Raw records
────────────────

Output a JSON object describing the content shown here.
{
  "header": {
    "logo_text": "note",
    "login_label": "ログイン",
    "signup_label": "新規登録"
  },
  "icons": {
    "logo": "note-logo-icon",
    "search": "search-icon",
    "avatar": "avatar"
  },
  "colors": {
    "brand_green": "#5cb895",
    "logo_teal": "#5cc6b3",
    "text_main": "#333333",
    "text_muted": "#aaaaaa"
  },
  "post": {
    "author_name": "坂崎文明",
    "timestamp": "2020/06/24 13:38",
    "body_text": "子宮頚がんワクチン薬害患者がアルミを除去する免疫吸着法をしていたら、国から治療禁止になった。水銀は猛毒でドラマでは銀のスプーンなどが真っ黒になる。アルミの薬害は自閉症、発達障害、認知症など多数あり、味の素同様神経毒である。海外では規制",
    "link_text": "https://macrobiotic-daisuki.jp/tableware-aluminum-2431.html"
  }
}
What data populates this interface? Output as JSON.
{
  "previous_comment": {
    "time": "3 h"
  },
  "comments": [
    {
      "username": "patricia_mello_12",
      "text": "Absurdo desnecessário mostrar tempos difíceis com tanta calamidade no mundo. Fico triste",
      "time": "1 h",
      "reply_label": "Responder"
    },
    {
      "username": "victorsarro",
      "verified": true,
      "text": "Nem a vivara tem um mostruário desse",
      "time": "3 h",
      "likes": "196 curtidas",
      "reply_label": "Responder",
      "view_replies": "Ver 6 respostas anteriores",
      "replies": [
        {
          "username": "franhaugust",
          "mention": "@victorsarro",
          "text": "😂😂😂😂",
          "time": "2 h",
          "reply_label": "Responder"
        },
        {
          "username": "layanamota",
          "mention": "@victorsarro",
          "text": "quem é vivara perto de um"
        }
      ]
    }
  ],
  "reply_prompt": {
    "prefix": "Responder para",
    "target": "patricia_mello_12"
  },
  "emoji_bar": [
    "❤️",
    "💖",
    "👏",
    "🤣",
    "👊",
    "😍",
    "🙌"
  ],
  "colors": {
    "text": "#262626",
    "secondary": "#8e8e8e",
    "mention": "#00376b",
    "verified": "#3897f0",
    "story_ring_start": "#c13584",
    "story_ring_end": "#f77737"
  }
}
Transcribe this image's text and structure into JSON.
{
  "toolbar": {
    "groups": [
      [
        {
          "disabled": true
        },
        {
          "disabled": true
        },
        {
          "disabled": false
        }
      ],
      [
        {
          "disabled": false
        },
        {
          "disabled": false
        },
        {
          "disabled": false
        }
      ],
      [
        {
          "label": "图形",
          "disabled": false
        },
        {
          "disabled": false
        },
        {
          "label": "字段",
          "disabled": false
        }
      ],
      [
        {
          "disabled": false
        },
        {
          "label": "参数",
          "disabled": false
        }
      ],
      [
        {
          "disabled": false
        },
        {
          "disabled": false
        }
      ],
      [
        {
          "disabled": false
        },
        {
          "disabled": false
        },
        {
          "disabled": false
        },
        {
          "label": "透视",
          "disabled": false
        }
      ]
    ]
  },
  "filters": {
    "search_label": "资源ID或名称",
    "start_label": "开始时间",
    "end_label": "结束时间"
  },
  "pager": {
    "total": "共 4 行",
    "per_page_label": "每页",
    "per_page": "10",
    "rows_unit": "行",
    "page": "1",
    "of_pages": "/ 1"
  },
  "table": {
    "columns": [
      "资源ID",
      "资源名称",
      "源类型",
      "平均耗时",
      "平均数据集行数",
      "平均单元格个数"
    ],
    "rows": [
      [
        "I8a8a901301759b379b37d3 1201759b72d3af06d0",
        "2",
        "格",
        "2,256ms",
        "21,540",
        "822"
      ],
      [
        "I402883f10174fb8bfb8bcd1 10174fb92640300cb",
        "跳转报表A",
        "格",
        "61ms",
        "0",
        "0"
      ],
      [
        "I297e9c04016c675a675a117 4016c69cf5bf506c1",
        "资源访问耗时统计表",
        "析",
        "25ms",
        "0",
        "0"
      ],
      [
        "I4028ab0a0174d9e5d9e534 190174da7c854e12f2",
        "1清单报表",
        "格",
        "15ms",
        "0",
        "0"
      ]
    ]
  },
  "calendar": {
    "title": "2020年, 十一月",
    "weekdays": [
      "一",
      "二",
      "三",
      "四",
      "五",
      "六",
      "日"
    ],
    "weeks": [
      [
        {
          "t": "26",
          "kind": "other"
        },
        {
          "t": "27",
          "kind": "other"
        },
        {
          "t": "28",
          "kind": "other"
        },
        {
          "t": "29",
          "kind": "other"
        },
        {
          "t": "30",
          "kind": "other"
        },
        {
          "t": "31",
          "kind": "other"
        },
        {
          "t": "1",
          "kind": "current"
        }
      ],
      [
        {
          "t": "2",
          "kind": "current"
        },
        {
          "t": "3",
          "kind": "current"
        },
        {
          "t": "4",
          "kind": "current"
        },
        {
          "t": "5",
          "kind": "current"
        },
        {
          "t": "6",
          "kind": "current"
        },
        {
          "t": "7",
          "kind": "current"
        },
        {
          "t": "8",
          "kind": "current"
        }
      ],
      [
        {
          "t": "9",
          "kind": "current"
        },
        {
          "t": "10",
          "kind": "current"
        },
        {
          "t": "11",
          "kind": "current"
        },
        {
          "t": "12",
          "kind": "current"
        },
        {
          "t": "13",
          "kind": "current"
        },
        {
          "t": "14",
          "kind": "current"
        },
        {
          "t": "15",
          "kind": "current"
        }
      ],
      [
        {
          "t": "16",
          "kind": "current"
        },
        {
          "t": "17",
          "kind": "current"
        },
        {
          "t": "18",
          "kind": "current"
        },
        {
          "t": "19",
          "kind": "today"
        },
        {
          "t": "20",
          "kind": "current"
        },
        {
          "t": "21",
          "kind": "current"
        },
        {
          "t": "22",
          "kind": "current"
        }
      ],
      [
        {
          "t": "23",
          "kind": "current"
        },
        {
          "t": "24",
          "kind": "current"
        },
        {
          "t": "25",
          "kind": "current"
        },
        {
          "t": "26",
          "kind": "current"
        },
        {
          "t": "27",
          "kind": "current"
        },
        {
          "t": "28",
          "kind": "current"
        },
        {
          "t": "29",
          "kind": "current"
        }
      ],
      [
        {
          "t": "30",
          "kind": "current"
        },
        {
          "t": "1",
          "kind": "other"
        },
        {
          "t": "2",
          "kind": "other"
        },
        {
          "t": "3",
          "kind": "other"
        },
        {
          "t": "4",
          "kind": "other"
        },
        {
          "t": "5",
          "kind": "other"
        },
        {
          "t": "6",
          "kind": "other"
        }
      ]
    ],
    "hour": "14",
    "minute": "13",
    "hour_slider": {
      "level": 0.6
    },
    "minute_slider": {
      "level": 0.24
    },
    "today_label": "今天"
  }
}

────────────────

* TASK *
Give the entries again in full, exactly as they are written.

* EXPECTED OUTPUT *
Output a JSON object describing the content shown here.
{
  "header": {
    "logo_text": "note",
    "login_label": "ログイン",
    "signup_label": "新規登録"
  },
  "icons": {
    "logo": "note-logo-icon",
    "search": "search-icon",
    "avatar": "avatar"
  },
  "colors": {
    "brand_green": "#5cb895",
    "logo_teal": "#5cc6b3",
    "text_main": "#333333",
    "text_muted": "#aaaaaa"
  },
  "post": {
    "author_name": "坂崎文明",
    "timestamp": "2020/06/24 13:38",
    "body_text": "子宮頚がんワクチン薬害患者がアルミを除去する免疫吸着法をしていたら、国から治療禁止になった。水銀は猛毒でドラマでは銀のスプーンなどが真っ黒になる。アルミの薬害は自閉症、発達障害、認知症など多数あり、味の素同様神経毒である。海外では規制",
    "link_text": "https://macrobiotic-daisuki.jp/tableware-aluminum-2431.html"
  }
}
What data populates this interface? Output as JSON.
{
  "previous_comment": {
    "time": "3 h"
  },
  "comments": [
    {
      "username": "patricia_mello_12",
      "text": "Absurdo desnecessário mostrar tempos difíceis com tanta calamidade no mundo. Fico triste",
      "time": "1 h",
      "reply_label": "Responder"
    },
    {
      "username": "victorsarro",
      "verified": true,
      "text": "Nem a vivara tem um mostruário desse",
      "time": "3 h",
      "likes": "196 curtidas",
      "reply_label": "Responder",
      "view_replies": "Ver 6 respostas anteriores",
      "replies": [
        {
          "username": "franhaugust",
          "mention": "@victorsarro",
          "text": "😂😂😂😂",
          "time": "2 h",
          "reply_label": "Responder"
        },
        {
          "username": "layanamota",
          "mention": "@victorsarro",
          "text": "quem é vivara perto de um"
        }
      ]
    }
  ],
  "reply_prompt": {
    "prefix": "Responder para",
    "target": "patricia_mello_12"
  },
  "emoji_bar": [
    "❤️",
    "💖",
    "👏",
    "🤣",
    "👊",
    "😍",
    "🙌"
  ],
  "colors": {
    "text": "#262626",
    "secondary": "#8e8e8e",
    "mention": "#00376b",
    "verified": "#3897f0",
    "story_ring_start": "#c13584",
    "story_ring_end": "#f77737"
  }
}
Transcribe this image's text and structure into JSON.
{
  "toolbar": {
    "groups": [
      [
        {
          "disabled": true
        },
        {
          "disabled": true
        },
        {
          "disabled": false
        }
      ],
      [
        {
          "disabled": false
        },
        {
          "disabled": false
        },
        {
          "disabled": false
        }
      ],
      [
        {
          "label": "图形",
          "disabled": false
        },
        {
          "disabled": false
        },
        {
          "label": "字段",
          "disabled": false
        }
      ],
      [
        {
          "disabled": false
        },
        {
          "label": "参数",
          "disabled": false
        }
      ],
      [
        {
          "disabled": false
        },
        {
          "disabled": false
        }
      ],
      [
        {
          "disabled": false
        },
        {
          "disabled": false
        },
        {
          "disabled": false
        },
        {
          "label": "透视",
          "disabled": false
        }
      ]
    ]
  },
  "filters": {
    "search_label": "资源ID或名称",
    "start_label": "开始时间",
    "end_label": "结束时间"
  },
  "pager": {
    "total": "共 4 行",
    "per_page_label": "每页",
    "per_page": "10",
    "rows_unit": "行",
    "page": "1",
    "of_pages": "/ 1"
  },
  "table": {
    "columns": [
      "资源ID",
      "资源名称",
      "源类型",
      "平均耗时",
      "平均数据集行数",
      "平均单元格个数"
    ],
    "rows": [
      [
        "I8a8a901301759b379b37d3 1201759b72d3af06d0",
        "2",
        "格",
        "2,256ms",
        "21,540",
        "822"
      ],
      [
        "I402883f10174fb8bfb8bcd1 10174fb92640300cb",
        "跳转报表A",
        "格",
        "61ms",
        "0",
        "0"
      ],
      [
        "I297e9c04016c675a675a117 4016c69cf5bf506c1",
        "资源访问耗时统计表",
        "析",
        "25ms",
        "0",
        "0"
      ],
      [
        "I4028ab0a0174d9e5d9e534 190174da7c854e12f2",
        "1清单报表",
        "格",
        "15ms",
        "0",
        "0"
      ]
    ]
  },
  "calendar": {
    "title": "2020年, 十一月",
    "weekdays": [
      "一",
      "二",
      "三",
      "四",
      "五",
      "六",
      "日"
    ],
    "weeks": [
      [
        {
          "t": "26",
          "kind": "other"
        },
        {
          "t": "27",
          "kind": "other"
        },
        {
          "t": "28",
          "kind": "other"
        },
        {
          "t": "29",
          "kind": "other"
        },
        {
          "t": "30",
          "kind": "other"
        },
        {
          "t": "31",
          "kind": "other"
        },
        {
          "t": "1",
          "kind": "current"
        }
      ],
      [
        {
          "t": "2",
          "kind": "current"
        },
        {
          "t": "3",
          "kind": "current"
        },
        {
          "t": "4",
          "kind": "current"
        },
        {
          "t": "5",
          "kind": "current"
        },
        {
          "t": "6",
          "kind": "current"
        },
        {
          "t": "7",
          "kind": "current"
        },
        {
          "t": "8",
          "kind": "current"
        }
      ],
      [
        {
          "t": "9",
          "kind": "current"
        },
        {
          "t": "10",
          "kind": "current"
        },
        {
          "t": "11",
          "kind": "current"
        },
        {
          "t": "12",
          "kind": "current"
        },
        {
          "t": "13",
          "kind": "current"
        },
        {
          "t": "14",
          "kind": "current"
        },
        {
          "t": "15",
          "kind": "current"
        }
      ],
      [
        {
          "t": "16",
          "kind": "current"
        },
        {
          "t": "17",
          "kind": "current"
        },
        {
          "t": "18",
          "kind": "current"
        },
        {
          "t": "19",
          "kind": "today"
        },
        {
          "t": "20",
          "kind": "current"
        },
        {
          "t": "21",
          "kind": "current"
        },
        {
          "t": "22",
          "kind": "current"
        }
      ],
      [
        {
          "t": "23",
          "kind": "current"
        },
        {
          "t": "24",
          "kind": "current"
        },
        {
          "t": "25",
          "kind": "current"
        },
        {
          "t": "26",
          "kind": "current"
        },
        {
          "t": "27",
          "kind": "current"
        },
        {
          "t": "28",
          "kind": "current"
        },
        {
          "t": "29",
          "kind": "current"
        }
      ],
      [
        {
          "t": "30",
          "kind": "current"
        },
        {
          "t": "1",
          "kind": "other"
        },
        {
          "t": "2",
          "kind": "other"
        },
        {
          "t": "3",
          "kind": "other"
        },
        {
          "t": "4",
          "kind": "other"
        },
        {
          "t": "5",
          "kind": "other"
        },
        {
          "t": "6",
          "kind": "other"
        }
      ]
    ],
    "hour": "14",
    "minute": "13",
    "hour_slider": {
      "level": 0.6
    },
    "minute_slider": {
      "level": 0.24
    },
    "today_label": "今天"
  }
}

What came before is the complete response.